## WHAT YOU ARE ASKED TO DO
In full and without alteration, give the listing again.

-------

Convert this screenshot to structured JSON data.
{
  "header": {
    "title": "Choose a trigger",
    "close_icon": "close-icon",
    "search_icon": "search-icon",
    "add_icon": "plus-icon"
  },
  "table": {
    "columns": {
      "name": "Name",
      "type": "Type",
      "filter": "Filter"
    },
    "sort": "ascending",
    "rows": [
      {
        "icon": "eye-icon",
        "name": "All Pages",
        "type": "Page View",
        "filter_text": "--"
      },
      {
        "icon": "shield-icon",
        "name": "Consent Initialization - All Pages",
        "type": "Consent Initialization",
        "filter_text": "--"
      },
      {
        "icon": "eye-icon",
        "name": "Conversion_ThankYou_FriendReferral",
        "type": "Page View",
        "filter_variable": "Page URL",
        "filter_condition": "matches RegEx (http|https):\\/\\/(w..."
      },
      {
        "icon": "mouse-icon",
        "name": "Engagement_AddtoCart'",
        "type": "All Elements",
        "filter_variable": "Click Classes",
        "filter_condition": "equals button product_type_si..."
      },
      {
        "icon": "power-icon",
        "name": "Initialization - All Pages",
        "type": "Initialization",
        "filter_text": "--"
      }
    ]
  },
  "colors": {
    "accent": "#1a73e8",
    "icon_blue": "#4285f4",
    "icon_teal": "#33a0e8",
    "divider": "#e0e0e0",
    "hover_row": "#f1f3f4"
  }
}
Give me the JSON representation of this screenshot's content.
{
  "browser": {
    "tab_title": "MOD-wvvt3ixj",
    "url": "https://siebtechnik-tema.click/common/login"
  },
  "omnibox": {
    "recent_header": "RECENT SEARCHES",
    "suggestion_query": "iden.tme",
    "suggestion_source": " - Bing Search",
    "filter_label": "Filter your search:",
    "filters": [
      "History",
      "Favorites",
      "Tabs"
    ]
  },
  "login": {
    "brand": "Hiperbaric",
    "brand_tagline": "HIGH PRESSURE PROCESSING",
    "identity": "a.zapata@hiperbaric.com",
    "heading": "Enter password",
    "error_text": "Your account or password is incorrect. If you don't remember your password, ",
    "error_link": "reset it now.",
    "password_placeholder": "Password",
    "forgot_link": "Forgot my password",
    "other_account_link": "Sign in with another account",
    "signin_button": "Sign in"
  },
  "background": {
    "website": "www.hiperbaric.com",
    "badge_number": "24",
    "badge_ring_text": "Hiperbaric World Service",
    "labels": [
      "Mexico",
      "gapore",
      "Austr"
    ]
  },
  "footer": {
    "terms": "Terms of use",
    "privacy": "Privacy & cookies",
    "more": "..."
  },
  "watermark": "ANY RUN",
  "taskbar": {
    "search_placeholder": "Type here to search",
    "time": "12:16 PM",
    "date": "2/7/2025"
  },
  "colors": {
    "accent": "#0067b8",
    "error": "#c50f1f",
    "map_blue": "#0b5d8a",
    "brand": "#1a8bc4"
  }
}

-------

## THE REPLY
Convert this screenshot to structured JSON data.
{
  "header": {
    "title": "Choose a trigger",
    "close_icon": "close-icon",
    "search_icon": "search-icon",
    "add_icon": "plus-icon"
  },
  "table": {
    "columns": {
      "name": "Name",
      "type": "Type",
      "filter": "Filter"
    },
    "sort": "ascending",
    "rows": [
      {
        "icon": "eye-icon",
        "name": "All Pages",
        "type": "Page View",
        "filter_text": "--"
      },
      {
        "icon": "shield-icon",
        "name": "Consent Initialization - All Pages",
        "type": "Consent Initialization",
        "filter_text": "--"
      },
      {
        "icon": "eye-icon",
        "name": "Conversion_ThankYou_FriendReferral",
        "type": "Page View",
        "filter_variable": "Page URL",
        "filter_condition": "matches RegEx (http|https):\\/\\/(w..."
      },
      {
        "icon": "mouse-icon",
        "name": "Engagement_AddtoCart'",
        "type": "All Elements",
        "filter_variable": "Click Classes",
        "filter_condition": "equals button product_type_si..."
      },
      {
        "icon": "power-icon",
        "name": "Initialization - All Pages",
        "type": "Initialization",
        "filter_text": "--"
      }
    ]
  },
  "colors": {
    "accent": "#1a73e8",
    "icon_blue": "#4285f4",
    "icon_teal": "#33a0e8",
    "divider": "#e0e0e0",
    "hover_row": "#f1f3f4"
  }
}
Give me the JSON representation of this screenshot's content.
{
  "browser": {
    "tab_title": "MOD-wvvt3ixj",
    "url": "https://siebtechnik-tema.click/common/login"
  },
  "omnibox": {
    "recent_header": "RECENT SEARCHES",
    "suggestion_query": "iden.tme",
    "suggestion_source": " - Bing Search",
    "filter_label": "Filter your search:",
    "filters": [
      "History",
      "Favorites",
      "Tabs"
    ]
  },
  "login": {
    "brand": "Hiperbaric",
    "brand_tagline": "HIGH PRESSURE PROCESSING",
    "identity": "a.zapata@hiperbaric.com",
    "heading": "Enter password",
    "error_text": "Your account or password is incorrect. If you don't remember your password, ",
    "error_link": "reset it now.",
    "password_placeholder": "Password",
    "forgot_link": "Forgot my password",
    "other_account_link": "Sign in with another account",
    "signin_button": "Sign in"
  },
  "background": {
    "website": "www.hiperbaric.com",
    "badge_number": "24",
    "badge_ring_text": "Hiperbaric World Service",
    "labels": [
      "Mexico",
      "gapore",
      "Austr"
    ]
  },
  "footer": {
    "terms": "Terms of use",
    "privacy": "Privacy & cookies",
    "more": "..."
  },
  "watermark": "ANY RUN",
  "taskbar": {
    "search_placeholder": "Type here to search",
    "time": "12:16 PM",
    "date": "2/7/2025"
  },
  "colors": {
    "accent": "#0067b8",
    "error": "#c50f1f",
    "map_blue": "#0b5d8a",
    "brand": "#1a8bc4"
  }
}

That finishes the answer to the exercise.